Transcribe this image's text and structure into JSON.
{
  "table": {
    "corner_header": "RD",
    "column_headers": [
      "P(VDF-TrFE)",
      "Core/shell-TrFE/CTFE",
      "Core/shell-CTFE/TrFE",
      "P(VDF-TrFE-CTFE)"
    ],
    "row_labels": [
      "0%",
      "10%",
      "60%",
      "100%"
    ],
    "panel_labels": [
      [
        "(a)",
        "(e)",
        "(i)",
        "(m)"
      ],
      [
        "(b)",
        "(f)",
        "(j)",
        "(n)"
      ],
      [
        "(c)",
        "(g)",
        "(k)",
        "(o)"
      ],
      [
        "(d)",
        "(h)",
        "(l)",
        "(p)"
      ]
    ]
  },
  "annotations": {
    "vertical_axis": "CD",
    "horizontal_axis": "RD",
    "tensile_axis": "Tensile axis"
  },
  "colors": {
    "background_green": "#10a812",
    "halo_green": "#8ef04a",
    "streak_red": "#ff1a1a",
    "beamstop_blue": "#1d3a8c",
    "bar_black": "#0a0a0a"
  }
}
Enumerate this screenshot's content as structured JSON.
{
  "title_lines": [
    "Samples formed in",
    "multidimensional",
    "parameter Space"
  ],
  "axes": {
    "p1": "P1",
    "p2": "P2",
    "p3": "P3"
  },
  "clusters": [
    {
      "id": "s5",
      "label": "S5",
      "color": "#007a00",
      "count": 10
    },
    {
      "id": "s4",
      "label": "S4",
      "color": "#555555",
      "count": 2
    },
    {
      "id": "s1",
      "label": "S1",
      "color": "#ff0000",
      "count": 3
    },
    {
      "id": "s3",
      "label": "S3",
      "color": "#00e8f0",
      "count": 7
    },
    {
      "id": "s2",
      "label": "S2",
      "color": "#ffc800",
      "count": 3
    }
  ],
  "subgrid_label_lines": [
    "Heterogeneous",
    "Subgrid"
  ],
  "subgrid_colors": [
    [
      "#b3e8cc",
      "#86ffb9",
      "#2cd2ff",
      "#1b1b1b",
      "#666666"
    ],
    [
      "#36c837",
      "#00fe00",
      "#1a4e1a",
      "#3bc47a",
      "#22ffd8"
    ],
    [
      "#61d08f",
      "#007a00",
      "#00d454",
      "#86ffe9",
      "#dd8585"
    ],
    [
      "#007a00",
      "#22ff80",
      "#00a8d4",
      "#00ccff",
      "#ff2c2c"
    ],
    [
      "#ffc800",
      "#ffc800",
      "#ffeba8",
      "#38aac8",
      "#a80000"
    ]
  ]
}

What you should do: Look through the material above. Copy each line where the word "this" appears.

Solution:
Transcribe this image's text and structure into JSON.
Enumerate this screenshot's content as structured JSON.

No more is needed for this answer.